【土用の丑の日】年に何日かある!夏の土用の丑の日に鰻を食べるのはなぜ?由来や意味を紹介
土用の丑の日とは
土用とは
季節の変わりをつかむ為に作られた雑節のひとつです。
夏の土用が有名ですが、土用の期間は年に4回あり、立春(2/4日頃)、立夏(5/6日頃)、立秋(8/8日頃)、立冬(11/8日頃)の前の18日間を土用の期間といいます。
すべての事象を木・火・土・金・水の5つに分け考える五行説では、春は「木」夏は「火」秋は「金」冬は「水」とわけ、季節の変わり目を「土」とされ「土用」といいます。
そして、立秋(8/8日頃)の前の18日間である夏の土用は、暑く体調を崩しやすいため養生するのが良いと考えれてきました。

# # #

- [小問] 上の土用の丑の日についての文章を、最後の文のあとから書き継いでください。

# # #

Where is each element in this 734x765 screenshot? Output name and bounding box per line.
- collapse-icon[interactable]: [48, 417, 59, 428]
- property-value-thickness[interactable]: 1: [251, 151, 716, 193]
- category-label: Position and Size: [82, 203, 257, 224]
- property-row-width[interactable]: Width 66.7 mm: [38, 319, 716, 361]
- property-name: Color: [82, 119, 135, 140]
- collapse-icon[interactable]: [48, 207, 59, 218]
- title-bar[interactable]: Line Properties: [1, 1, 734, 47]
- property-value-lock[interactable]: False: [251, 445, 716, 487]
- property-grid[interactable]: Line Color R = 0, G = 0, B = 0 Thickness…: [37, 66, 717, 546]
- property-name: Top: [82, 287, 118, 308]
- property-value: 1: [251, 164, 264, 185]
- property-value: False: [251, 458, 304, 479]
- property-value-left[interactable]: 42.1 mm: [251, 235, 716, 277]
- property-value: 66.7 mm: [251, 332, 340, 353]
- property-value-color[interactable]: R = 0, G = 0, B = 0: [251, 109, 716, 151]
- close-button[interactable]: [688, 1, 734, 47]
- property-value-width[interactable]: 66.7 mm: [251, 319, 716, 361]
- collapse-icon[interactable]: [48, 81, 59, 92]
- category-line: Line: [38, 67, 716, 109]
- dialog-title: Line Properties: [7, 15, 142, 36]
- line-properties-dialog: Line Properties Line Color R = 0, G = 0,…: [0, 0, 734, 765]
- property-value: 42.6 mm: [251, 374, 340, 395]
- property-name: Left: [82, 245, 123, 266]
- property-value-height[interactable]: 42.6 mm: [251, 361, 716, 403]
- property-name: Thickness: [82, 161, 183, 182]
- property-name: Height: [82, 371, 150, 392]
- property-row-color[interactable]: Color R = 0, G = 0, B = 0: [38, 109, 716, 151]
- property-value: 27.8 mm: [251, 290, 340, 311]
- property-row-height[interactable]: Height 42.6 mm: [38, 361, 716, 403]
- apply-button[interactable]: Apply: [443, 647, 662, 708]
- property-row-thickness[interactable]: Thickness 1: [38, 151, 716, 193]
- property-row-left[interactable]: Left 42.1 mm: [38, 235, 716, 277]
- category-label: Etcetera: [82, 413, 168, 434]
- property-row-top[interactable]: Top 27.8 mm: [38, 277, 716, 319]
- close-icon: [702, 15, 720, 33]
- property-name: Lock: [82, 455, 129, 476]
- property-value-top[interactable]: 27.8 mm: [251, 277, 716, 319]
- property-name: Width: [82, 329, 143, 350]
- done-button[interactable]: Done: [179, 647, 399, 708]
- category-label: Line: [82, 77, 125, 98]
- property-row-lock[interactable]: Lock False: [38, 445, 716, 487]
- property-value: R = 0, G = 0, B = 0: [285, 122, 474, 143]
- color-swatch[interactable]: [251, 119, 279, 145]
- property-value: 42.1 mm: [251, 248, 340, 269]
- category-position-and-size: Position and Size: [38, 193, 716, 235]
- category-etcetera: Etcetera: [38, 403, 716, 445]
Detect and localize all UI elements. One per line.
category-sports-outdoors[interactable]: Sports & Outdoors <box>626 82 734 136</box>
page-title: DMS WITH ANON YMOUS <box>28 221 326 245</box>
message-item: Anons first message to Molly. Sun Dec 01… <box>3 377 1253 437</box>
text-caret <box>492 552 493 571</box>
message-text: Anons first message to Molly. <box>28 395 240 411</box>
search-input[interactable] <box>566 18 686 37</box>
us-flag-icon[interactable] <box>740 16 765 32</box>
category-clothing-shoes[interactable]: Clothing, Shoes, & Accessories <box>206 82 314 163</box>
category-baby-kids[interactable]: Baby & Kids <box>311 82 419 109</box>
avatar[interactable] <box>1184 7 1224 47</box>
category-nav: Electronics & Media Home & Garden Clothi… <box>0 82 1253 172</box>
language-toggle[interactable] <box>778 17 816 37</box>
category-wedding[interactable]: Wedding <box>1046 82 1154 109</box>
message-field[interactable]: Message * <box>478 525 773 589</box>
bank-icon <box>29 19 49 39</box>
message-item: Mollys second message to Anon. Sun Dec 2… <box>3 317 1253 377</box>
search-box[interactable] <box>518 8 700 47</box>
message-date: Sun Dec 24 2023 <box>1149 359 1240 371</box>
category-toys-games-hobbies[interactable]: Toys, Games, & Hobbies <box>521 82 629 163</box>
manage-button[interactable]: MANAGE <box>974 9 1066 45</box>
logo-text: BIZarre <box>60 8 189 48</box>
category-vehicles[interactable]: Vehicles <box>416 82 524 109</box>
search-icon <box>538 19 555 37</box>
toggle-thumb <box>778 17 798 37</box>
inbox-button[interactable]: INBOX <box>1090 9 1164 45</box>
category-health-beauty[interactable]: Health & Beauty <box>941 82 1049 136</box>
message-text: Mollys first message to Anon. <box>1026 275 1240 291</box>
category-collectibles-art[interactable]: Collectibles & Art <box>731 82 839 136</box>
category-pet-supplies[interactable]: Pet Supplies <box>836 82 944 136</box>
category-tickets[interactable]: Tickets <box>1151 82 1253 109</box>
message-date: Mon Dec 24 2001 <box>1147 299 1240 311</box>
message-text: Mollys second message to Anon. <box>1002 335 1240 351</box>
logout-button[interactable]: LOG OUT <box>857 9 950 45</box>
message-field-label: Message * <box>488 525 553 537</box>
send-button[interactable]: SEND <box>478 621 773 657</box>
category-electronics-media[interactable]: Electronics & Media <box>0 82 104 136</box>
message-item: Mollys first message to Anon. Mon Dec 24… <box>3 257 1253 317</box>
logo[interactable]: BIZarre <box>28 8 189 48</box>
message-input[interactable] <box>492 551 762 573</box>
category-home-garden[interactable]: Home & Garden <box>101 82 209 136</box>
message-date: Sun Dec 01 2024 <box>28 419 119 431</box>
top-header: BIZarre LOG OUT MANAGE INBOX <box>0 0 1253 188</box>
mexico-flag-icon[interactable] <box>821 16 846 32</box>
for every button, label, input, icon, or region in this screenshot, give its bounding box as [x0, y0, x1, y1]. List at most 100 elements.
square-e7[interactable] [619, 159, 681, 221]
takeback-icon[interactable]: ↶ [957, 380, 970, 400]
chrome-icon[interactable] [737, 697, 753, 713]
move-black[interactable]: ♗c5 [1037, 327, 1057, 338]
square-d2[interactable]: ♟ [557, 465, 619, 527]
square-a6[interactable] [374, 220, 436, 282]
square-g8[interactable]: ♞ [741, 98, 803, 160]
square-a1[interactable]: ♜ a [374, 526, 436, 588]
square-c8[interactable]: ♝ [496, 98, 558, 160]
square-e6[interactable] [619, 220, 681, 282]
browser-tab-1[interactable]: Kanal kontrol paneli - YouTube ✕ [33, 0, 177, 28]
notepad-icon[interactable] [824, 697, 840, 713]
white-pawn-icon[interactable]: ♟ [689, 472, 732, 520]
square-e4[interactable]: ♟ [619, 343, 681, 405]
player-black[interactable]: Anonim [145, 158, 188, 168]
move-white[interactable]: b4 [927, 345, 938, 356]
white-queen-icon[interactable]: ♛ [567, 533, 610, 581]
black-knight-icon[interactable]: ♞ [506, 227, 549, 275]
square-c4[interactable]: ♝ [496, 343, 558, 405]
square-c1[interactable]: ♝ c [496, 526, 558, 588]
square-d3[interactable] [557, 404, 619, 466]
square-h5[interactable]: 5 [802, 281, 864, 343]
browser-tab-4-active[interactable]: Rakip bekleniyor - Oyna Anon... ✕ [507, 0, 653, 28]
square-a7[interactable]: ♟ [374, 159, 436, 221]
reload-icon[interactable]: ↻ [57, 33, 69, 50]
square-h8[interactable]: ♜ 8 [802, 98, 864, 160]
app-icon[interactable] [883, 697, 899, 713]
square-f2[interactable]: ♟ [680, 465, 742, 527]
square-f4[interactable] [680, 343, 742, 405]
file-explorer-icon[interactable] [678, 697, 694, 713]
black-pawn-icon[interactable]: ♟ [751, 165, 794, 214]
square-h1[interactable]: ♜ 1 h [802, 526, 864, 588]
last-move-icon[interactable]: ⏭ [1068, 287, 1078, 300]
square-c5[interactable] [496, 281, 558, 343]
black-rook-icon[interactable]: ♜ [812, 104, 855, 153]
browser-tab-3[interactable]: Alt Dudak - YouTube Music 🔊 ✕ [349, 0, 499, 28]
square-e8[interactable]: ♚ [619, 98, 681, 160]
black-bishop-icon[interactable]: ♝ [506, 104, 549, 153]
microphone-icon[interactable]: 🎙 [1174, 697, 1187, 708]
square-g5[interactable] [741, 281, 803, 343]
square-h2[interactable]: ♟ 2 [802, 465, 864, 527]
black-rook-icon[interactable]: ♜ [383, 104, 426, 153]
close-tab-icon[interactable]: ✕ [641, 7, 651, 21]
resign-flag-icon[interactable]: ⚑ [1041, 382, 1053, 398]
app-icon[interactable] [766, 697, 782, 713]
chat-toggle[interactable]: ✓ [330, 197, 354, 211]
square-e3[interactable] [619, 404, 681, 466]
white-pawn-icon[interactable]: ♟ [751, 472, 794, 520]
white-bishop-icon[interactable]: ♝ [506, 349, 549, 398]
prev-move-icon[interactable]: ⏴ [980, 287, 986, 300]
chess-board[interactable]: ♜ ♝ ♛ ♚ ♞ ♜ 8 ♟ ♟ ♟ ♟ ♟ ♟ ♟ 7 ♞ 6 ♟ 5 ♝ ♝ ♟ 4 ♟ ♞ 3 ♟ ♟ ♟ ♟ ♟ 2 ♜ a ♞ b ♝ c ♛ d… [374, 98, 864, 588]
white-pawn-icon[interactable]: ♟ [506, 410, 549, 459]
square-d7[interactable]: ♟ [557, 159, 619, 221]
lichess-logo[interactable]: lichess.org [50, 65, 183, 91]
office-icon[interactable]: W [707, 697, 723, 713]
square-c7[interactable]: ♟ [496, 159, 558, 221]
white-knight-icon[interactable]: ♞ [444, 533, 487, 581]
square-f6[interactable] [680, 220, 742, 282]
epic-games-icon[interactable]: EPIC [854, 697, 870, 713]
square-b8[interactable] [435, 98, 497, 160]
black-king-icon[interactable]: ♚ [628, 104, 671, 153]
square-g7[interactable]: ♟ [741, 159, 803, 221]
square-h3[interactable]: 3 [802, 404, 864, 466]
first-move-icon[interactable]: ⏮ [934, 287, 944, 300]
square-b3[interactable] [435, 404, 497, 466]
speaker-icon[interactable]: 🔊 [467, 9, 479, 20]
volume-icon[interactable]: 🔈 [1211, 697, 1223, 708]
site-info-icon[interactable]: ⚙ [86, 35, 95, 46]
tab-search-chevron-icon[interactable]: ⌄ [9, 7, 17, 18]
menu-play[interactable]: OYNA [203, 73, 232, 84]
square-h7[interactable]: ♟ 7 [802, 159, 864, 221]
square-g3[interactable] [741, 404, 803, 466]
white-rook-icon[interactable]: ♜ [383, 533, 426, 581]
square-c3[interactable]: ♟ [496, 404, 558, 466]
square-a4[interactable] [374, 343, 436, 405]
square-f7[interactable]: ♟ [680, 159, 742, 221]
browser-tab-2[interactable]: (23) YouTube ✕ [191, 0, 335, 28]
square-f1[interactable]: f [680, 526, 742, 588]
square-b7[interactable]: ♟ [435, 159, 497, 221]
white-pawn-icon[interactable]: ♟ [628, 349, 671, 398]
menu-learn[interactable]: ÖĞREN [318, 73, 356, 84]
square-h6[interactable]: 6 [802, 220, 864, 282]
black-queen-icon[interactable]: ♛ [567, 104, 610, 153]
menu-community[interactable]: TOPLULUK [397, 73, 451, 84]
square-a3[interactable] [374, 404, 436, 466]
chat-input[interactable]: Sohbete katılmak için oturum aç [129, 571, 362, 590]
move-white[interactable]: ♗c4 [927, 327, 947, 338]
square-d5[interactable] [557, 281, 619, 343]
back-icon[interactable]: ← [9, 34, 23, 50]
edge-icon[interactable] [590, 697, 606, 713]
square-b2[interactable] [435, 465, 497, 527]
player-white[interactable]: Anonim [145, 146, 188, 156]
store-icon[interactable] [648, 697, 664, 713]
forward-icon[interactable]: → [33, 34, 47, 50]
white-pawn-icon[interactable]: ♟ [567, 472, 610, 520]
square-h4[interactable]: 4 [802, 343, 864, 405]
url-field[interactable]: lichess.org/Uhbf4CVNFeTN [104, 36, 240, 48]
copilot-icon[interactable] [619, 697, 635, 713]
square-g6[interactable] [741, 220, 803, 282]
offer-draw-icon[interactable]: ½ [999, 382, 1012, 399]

# # #

- [演習の結果]
丑の日とは
丑は、十二支(子・丑・寅・卯・辰・巳・午・未・申・酉・戌・亥)のひとつで、年や時間、方角を表します。
また、日を表記するにも使われ、丑が付く日を丑の日と言われ、12日に1回が丑の日となります。
土用の丑の日とは、土用の期間中にある丑の日になります。
よって、春、夏、秋、冬に土用の丑の日があります。年によっては、土用の期間と丑の日が変わるため、土用の期間中に丑の日が2回あることもあります。
例えば土用の入り初日が丑の日であった場合、12日後にはもう一度丑の日がやって来ます。1回目の丑の日は一の丑、2回目の丑の日は二の丑と呼ばれます。
なぜ丑の日に着目したのかは諸説さまざまですが、丑は昔の人々にとっては農作業時の大切な労働力や運搬力であり、家族同様に大切にされ、丑の日に養生するようになったのではないかとも言われています。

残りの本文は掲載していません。